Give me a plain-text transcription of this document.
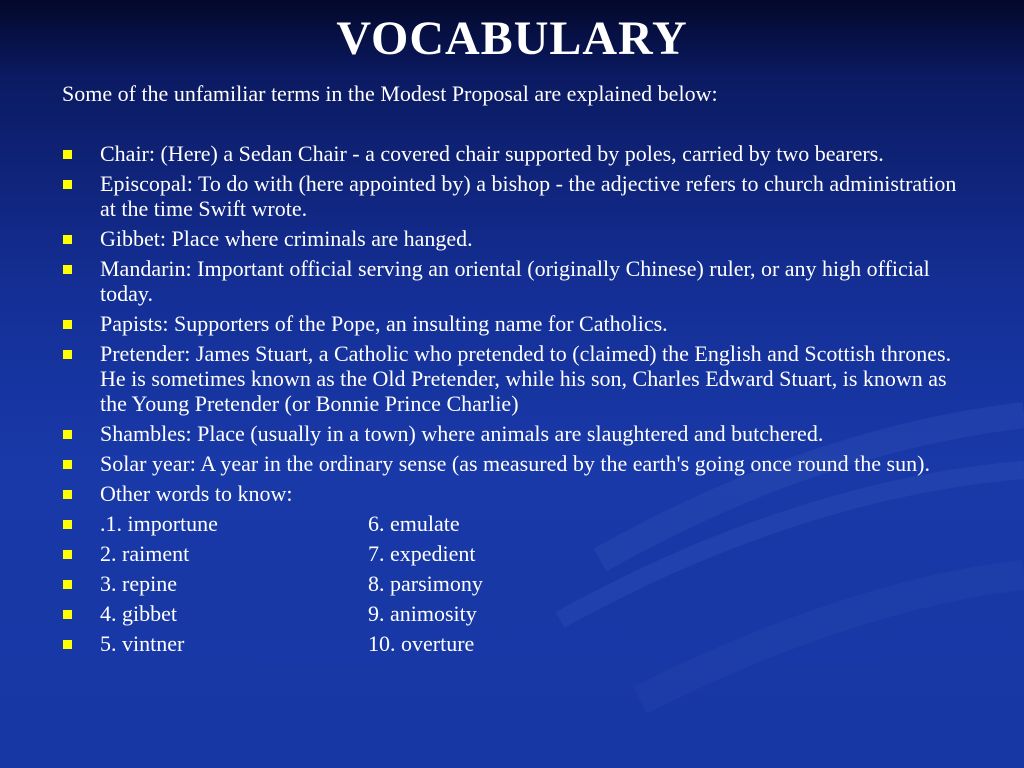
VOCABULARY
Some of the unfamiliar terms in the Modest Proposal are explained below:
Chair: (Here) a Sedan Chair - a covered chair supported by poles, carried by two bearers.
Episcopal: To do with (here appointed by) a bishop - the adjective refers to church administration at the time Swift wrote.
Gibbet: Place where criminals are hanged.
Mandarin: Important official serving an oriental (originally Chinese) ruler, or any high official today.
Papists: Supporters of the Pope, an insulting name for Catholics.
Pretender: James Stuart, a Catholic who pretended to (claimed) the English and Scottish thrones. He is sometimes known as the Old Pretender, while his son, Charles Edward Stuart, is known as the Young Pretender (or Bonnie Prince Charlie)
Shambles: Place (usually in a town) where animals are slaughtered and butchered.
Solar year: A year in the ordinary sense (as measured by the earth's going once round the sun).
Other words to know:
.1. importune	6. emulate
2. raiment	7. expedient
3. repine	8. parsimony
4. gibbet	9. animosity
5. vintner	10. overture
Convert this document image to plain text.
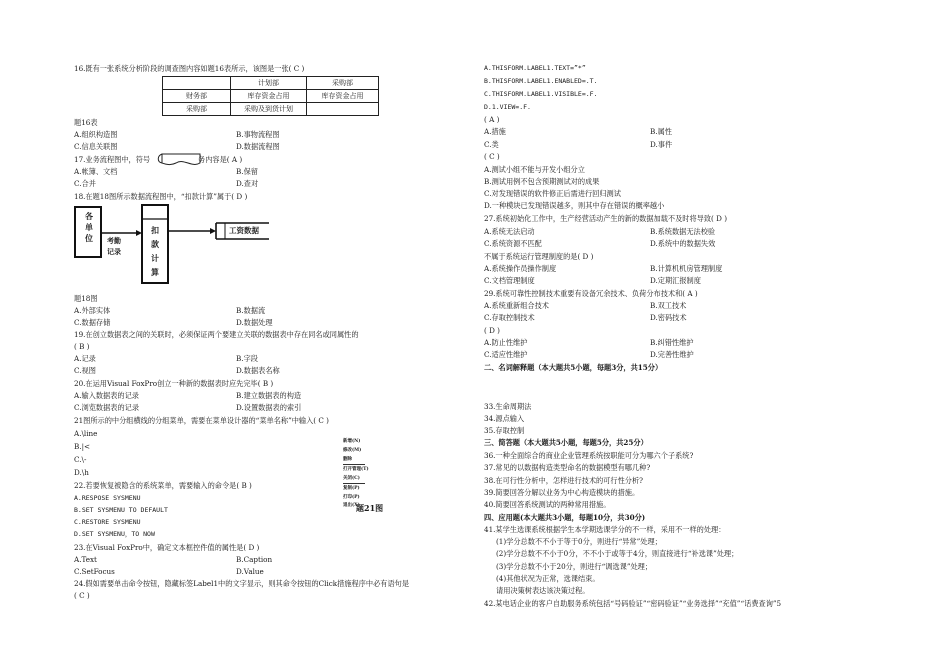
16.既有一张系统分析阶段的调查图内容如题16表所示，该图是一张( C )
	计划部	采购部
财务部	库存资金占用	库存资金占用
采购部	采购及到货计划	
题16表
A.组织构造图	B.事物流程图
C.信息关联图	D.数据流程图
17.业务流程图中，符号	务内容是( A )
A.帐簿、文档	B.保留
C.合并	D.查对
18.在题18图所示数据流程图中，“扣款计算”属于( D )
各
单
位 考勤
记录
扣
款
计
算
工资数据
题18图
A.外部实体	B.数据流
C.数据存储	D.数据处理
19.在创立数据表之间的关联时，必须保证两个要建立关联的数据表中存在同名或同属性的
( B )
A.记录	B.字段
C.视图	D.数据表名称
20.在运用Visual FoxPro创立一种新的数据表时应先完毕( B )
A.输入数据表的记录	B.建立数据表的构造
C.浏览数据表的记录	D.设置数据表的索引
21图所示的中分组横线的分组菜单，需要在菜单设计器的“菜单名称”中输入( C )
A.\line
B.|<
C.\-
D.\h
新增(N)
修改(M)
删除
打开管理(T)
关闭(C)
复制(P)
打印(P)
退出(X)
题21图
22.若要恢复被隐含的系统菜单，需要输入的命令是( B )
A.RESPOSE SYSMENU
B.SET SYSMENU TO DEFAULT
C.RESTORE SYSMENU
D.SET SYSMENU，TO NOW
23.在Visual FoxPro中，确定文本框控件值的属性是( D )
A.Text	B.Caption
C.SetFocus	D.Value
24.假如需要单击命令按钮，隐藏标签Label1中的文字显示，则其命令按钮的Click措施程序中必有语句是
( C )
A.THISFORM.LABEL1.TEXT=”*”
B.THISFORM.LABEL1.ENABLED=.T.
C.THISFORM.LABEL1.VISIBLE=.F.
D.1.VIEW=.F.
( A )
A.措施	B.属性
C.类	D.事件
( C )
A.测试小组不能与开发小组分立
B.测试用例不包含预期测试对的成果
C.对发现错误的软件修正后需进行回归测试
D.一种模块已发现错误越多，则其中存在错误的概率越小
27.系统初始化工作中，生产经营活动产生的新的数据加载不及时将导致( D )
A.系统无法启动	B.系统数据无法校验
C.系统资源不匹配	D.系统中的数据失效
不属于系统运行管理制度的是( D )
A.系统操作员操作制度	B.计算机机房管理制度
C.文档管理制度	D.定期汇报制度
29.系统可靠性控制技术重要有设备冗余技术、负荷分布技术和( A )
A.系统重新组合技术	B.双工技术
C.存取控制技术	D.密码技术
( D )
A.防止性维护	B.纠错性维护
C.适应性维护	D.完善性维护
二、名词解释题（本大题共5小题，每题3分，共15分）
33.生命周期法
34.源点输入
35.存取控制
三、简答题（本大题共5小题，每题5分，共25分）
36.一种全面综合的商业企业管理系统按职能可分为哪六个子系统?
37.常见的以数据构造类型命名的数据模型有哪几种?
38.在可行性分析中，怎样进行技术的可行性分析?
39.简要回答分解以业务为中心构造模块的措施。
40.简要回答系统测试的两种常用措施。
四、应用题(本大题共3小题，每题10分，共30分)
41.某学生选课系统根据学生本学期选课学分的不一样，采用不一样的处理：
(1)学分总数不不小于等于0分，则进行“异常”处理；
(2)学分总数不不小于0分，不不小于或等于4分，则直接进行“补选课”处理；
(3)学分总数不小于20分，则进行“调选课”处理；
(4)其他状况为正常，选课结束。
请用决策树表达该决策过程。
42.某电话企业的客户自助服务系统包括“号码验证”“密码验证”“业务选择”“充值”“话费查询”5
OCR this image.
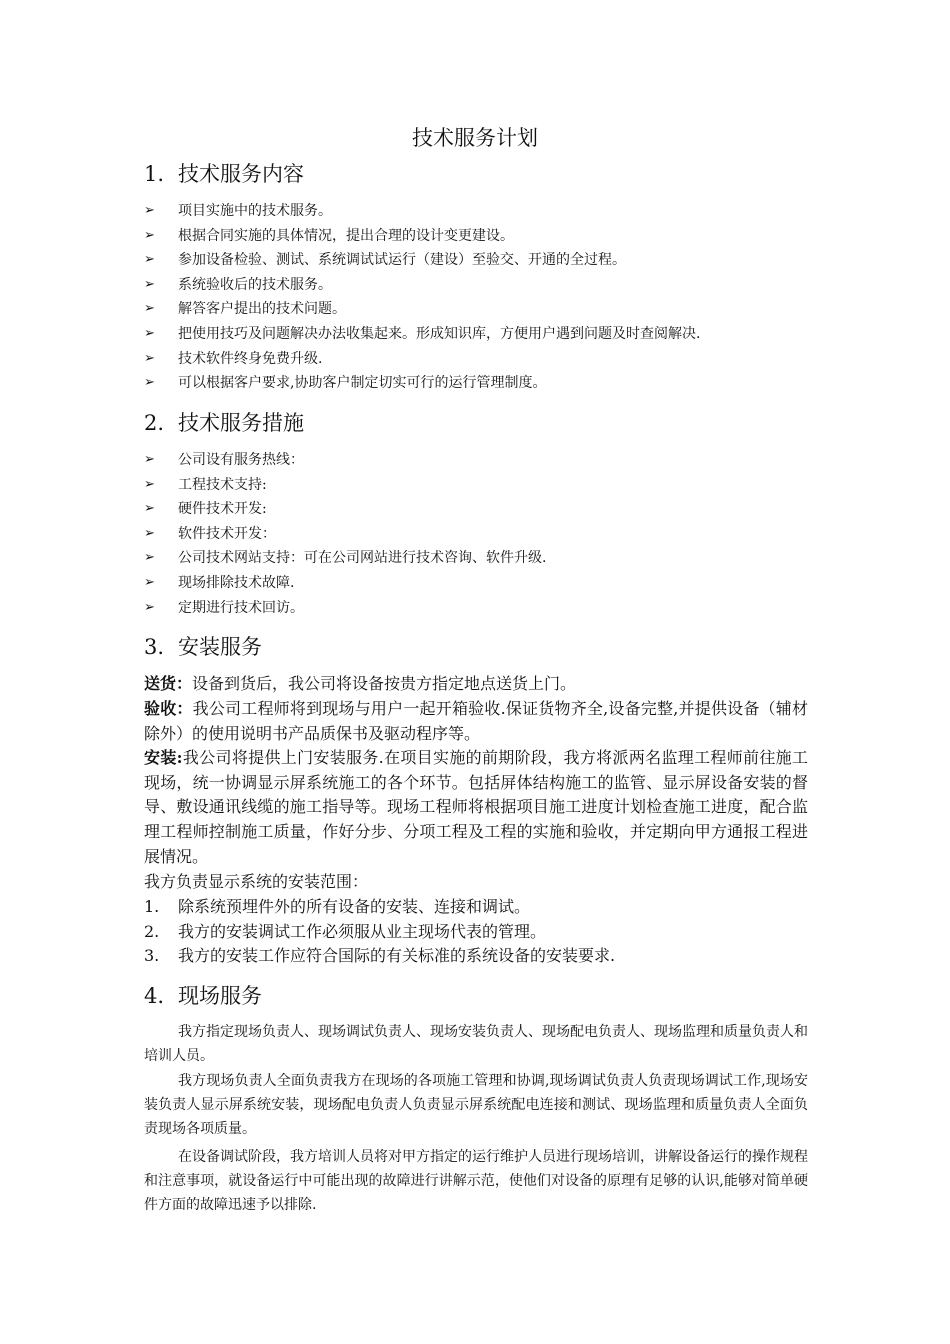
技术服务计划
1. 技术服务内容
➢ 项目实施中的技术服务。
➢ 根据合同实施的具体情况，提出合理的设计变更建设。
➢ 参加设备检验、测试、系统调试试运行（建设）至验交、开通的全过程。
➢ 系统验收后的技术服务。
➢ 解答客户提出的技术问题。
➢ 把使用技巧及问题解决办法收集起来。形成知识库，方便用户遇到问题及时查阅解决.
➢ 技术软件终身免费升级.
➢ 可以根据客户要求,协助客户制定切实可行的运行管理制度。
2. 技术服务措施
➢ 公司设有服务热线：
➢ 工程技术支持:
➢ 硬件技术开发:
➢ 软件技术开发：
➢ 公司技术网站支持：可在公司网站进行技术咨询、软件升级.
➢ 现场排除技术故障.
➢ 定期进行技术回访。
3. 安装服务
送货：设备到货后，我公司将设备按贵方指定地点送货上门。
验收：我公司工程师将到现场与用户一起开箱验收.保证货物齐全,设备完整,并提供设备（辅材除外）的使用说明书产品质保书及驱动程序等。
安装:我公司将提供上门安装服务.在项目实施的前期阶段，我方将派两名监理工程师前往施工现场，统一协调显示屏系统施工的各个环节。包括屏体结构施工的监管、显示屏设备安装的督导、敷设通讯线缆的施工指导等。现场工程师将根据项目施工进度计划检查施工进度，配合监理工程师控制施工质量，作好分步、分项工程及工程的实施和验收，并定期向甲方通报工程进展情况。
我方负责显示系统的安装范围：
1. 除系统预埋件外的所有设备的安装、连接和调试。
2. 我方的安装调试工作必须服从业主现场代表的管理。
3. 我方的安装工作应符合国际的有关标准的系统设备的安装要求.
4. 现场服务

我方指定现场负责人、现场调试负责人、现场安装负责人、现场配电负责人、现场监理和质量负责人和培训人员。

我方现场负责人全面负责我方在现场的各项施工管理和协调,现场调试负责人负责现场调试工作,现场安装负责人显示屏系统安装，现场配电负责人负责显示屏系统配电连接和测试、现场监理和质量负责人全面负责现场各项质量。

在设备调试阶段，我方培训人员将对甲方指定的运行维护人员进行现场培训，讲解设备运行的操作规程和注意事项，就设备运行中可能出现的故障进行讲解示范，使他们对设备的原理有足够的认识,能够对简单硬件方面的故障迅速予以排除.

◆ ◆ ◆ ◆ ◆

EXERCISE REQUIREMENTS: Leave the images out and output the remaining material exactly as it stands.

EXPECTED ANSWER:
Give me a plain-text transcription of this document.
VOCABULARY
Some of the unfamiliar terms in the Modest Proposal are explained below:
Chair: (Here) a Sedan Chair - a covered chair supported by poles, carried by two bearers.
Episcopal: To do with (here appointed by) a bishop - the adjective refers to church administration at the time Swift wrote.
Gibbet: Place where criminals are hanged.
Mandarin: Important official serving an oriental (originally Chinese) ruler, or any high official today.
Papists: Supporters of the Pope, an insulting name for Catholics.
Pretender: James Stuart, a Catholic who pretended to (claimed) the English and Scottish thrones. He is sometimes known as the Old Pretender, while his son, Charles Edward Stuart, is known as the Young Pretender (or Bonnie Prince Charlie)
Shambles: Place (usually in a town) where animals are slaughtered and butchered.
Solar year: A year in the ordinary sense (as measured by the earth's going once round the sun).
Other words to know:
.1. importune	6. emulate
2. raiment	7. expedient
3. repine	8. parsimony
4. gibbet	9. animosity
5. vintner	10. overture
Convert this document image to plain text.
16.既有一张系统分析阶段的调查图内容如题16表所示，该图是一张( C )
	计划部	采购部
财务部	库存资金占用	库存资金占用
采购部	采购及到货计划	
题16表
A.组织构造图	B.事物流程图
C.信息关联图	D.数据流程图
17.业务流程图中，符号	务内容是( A )
A.帐簿、文档	B.保留
C.合并	D.查对
18.在题18图所示数据流程图中，“扣款计算”属于( D )
各
单
位 考勤
记录
扣
款
计
算
工资数据
题18图
A.外部实体	B.数据流
C.数据存储	D.数据处理
19.在创立数据表之间的关联时，必须保证两个要建立关联的数据表中存在同名或同属性的
( B )
A.记录	B.字段
C.视图	D.数据表名称
20.在运用Visual FoxPro创立一种新的数据表时应先完毕( B )
A.输入数据表的记录	B.建立数据表的构造
C.浏览数据表的记录	D.设置数据表的索引
21图所示的中分组横线的分组菜单，需要在菜单设计器的“菜单名称”中输入( C )
A.\line
B.|<
C.\-
D.\h
新增(N)
修改(M)
删除
打开管理(T)
关闭(C)
复制(P)
打印(P)
退出(X)
题21图
22.若要恢复被隐含的系统菜单，需要输入的命令是( B )
A.RESPOSE SYSMENU
B.SET SYSMENU TO DEFAULT
C.RESTORE SYSMENU
D.SET SYSMENU，TO NOW
23.在Visual FoxPro中，确定文本框控件值的属性是( D )
A.Text	B.Caption
C.SetFocus	D.Value
24.假如需要单击命令按钮，隐藏标签Label1中的文字显示，则其命令按钮的Click措施程序中必有语句是
( C )
A.THISFORM.LABEL1.TEXT=”*”
B.THISFORM.LABEL1.ENABLED=.T.
C.THISFORM.LABEL1.VISIBLE=.F.
D.1.VIEW=.F.
( A )
A.措施	B.属性
C.类	D.事件
( C )
A.测试小组不能与开发小组分立
B.测试用例不包含预期测试对的成果
C.对发现错误的软件修正后需进行回归测试
D.一种模块已发现错误越多，则其中存在错误的概率越小
27.系统初始化工作中，生产经营活动产生的新的数据加载不及时将导致( D )
A.系统无法启动	B.系统数据无法校验
C.系统资源不匹配	D.系统中的数据失效
不属于系统运行管理制度的是( D )
A.系统操作员操作制度	B.计算机机房管理制度
C.文档管理制度	D.定期汇报制度
29.系统可靠性控制技术重要有设备冗余技术、负荷分布技术和( A )
A.系统重新组合技术	B.双工技术
C.存取控制技术	D.密码技术
( D )
A.防止性维护	B.纠错性维护
C.适应性维护	D.完善性维护
二、名词解释题（本大题共5小题，每题3分，共15分）
33.生命周期法
34.源点输入
35.存取控制
三、简答题（本大题共5小题，每题5分，共25分）
36.一种全面综合的商业企业管理系统按职能可分为哪六个子系统?
37.常见的以数据构造类型命名的数据模型有哪几种?
38.在可行性分析中，怎样进行技术的可行性分析?
39.简要回答分解以业务为中心构造模块的措施。
40.简要回答系统测试的两种常用措施。
四、应用题(本大题共3小题，每题10分，共30分)
41.某学生选课系统根据学生本学期选课学分的不一样，采用不一样的处理：
(1)学分总数不不小于等于0分，则进行“异常”处理；
(2)学分总数不不小于0分，不不小于或等于4分，则直接进行“补选课”处理；
(3)学分总数不小于20分，则进行“调选课”处理；
(4)其他状况为正常，选课结束。
请用决策树表达该决策过程。
42.某电话企业的客户自助服务系统包括“号码验证”“密码验证”“业务选择”“充值”“话费查询”5
OCR this image.
技术服务计划
1. 技术服务内容
➢ 项目实施中的技术服务。
➢ 根据合同实施的具体情况，提出合理的设计变更建设。
➢ 参加设备检验、测试、系统调试试运行（建设）至验交、开通的全过程。
➢ 系统验收后的技术服务。
➢ 解答客户提出的技术问题。
➢ 把使用技巧及问题解决办法收集起来。形成知识库，方便用户遇到问题及时查阅解决.
➢ 技术软件终身免费升级.
➢ 可以根据客户要求,协助客户制定切实可行的运行管理制度。
2. 技术服务措施
➢ 公司设有服务热线：
➢ 工程技术支持:
➢ 硬件技术开发:
➢ 软件技术开发：
➢ 公司技术网站支持：可在公司网站进行技术咨询、软件升级.
➢ 现场排除技术故障.
➢ 定期进行技术回访。
3. 安装服务
送货：设备到货后，我公司将设备按贵方指定地点送货上门。
验收：我公司工程师将到现场与用户一起开箱验收.保证货物齐全,设备完整,并提供设备（辅材除外）的使用说明书产品质保书及驱动程序等。
安装:我公司将提供上门安装服务.在项目实施的前期阶段，我方将派两名监理工程师前往施工现场，统一协调显示屏系统施工的各个环节。包括屏体结构施工的监管、显示屏设备安装的督导、敷设通讯线缆的施工指导等。现场工程师将根据项目施工进度计划检查施工进度，配合监理工程师控制施工质量，作好分步、分项工程及工程的实施和验收，并定期向甲方通报工程进展情况。
我方负责显示系统的安装范围：
1. 除系统预埋件外的所有设备的安装、连接和调试。
2. 我方的安装调试工作必须服从业主现场代表的管理。
3. 我方的安装工作应符合国际的有关标准的系统设备的安装要求.
4. 现场服务

我方指定现场负责人、现场调试负责人、现场安装负责人、现场配电负责人、现场监理和质量负责人和培训人员。

我方现场负责人全面负责我方在现场的各项施工管理和协调,现场调试负责人负责现场调试工作,现场安装负责人显示屏系统安装，现场配电负责人负责显示屏系统配电连接和测试、现场监理和质量负责人全面负责现场各项质量。

在设备调试阶段，我方培训人员将对甲方指定的运行维护人员进行现场培训，讲解设备运行的操作规程和注意事项，就设备运行中可能出现的故障进行讲解示范，使他们对设备的原理有足够的认识,能够对简单硬件方面的故障迅速予以排除.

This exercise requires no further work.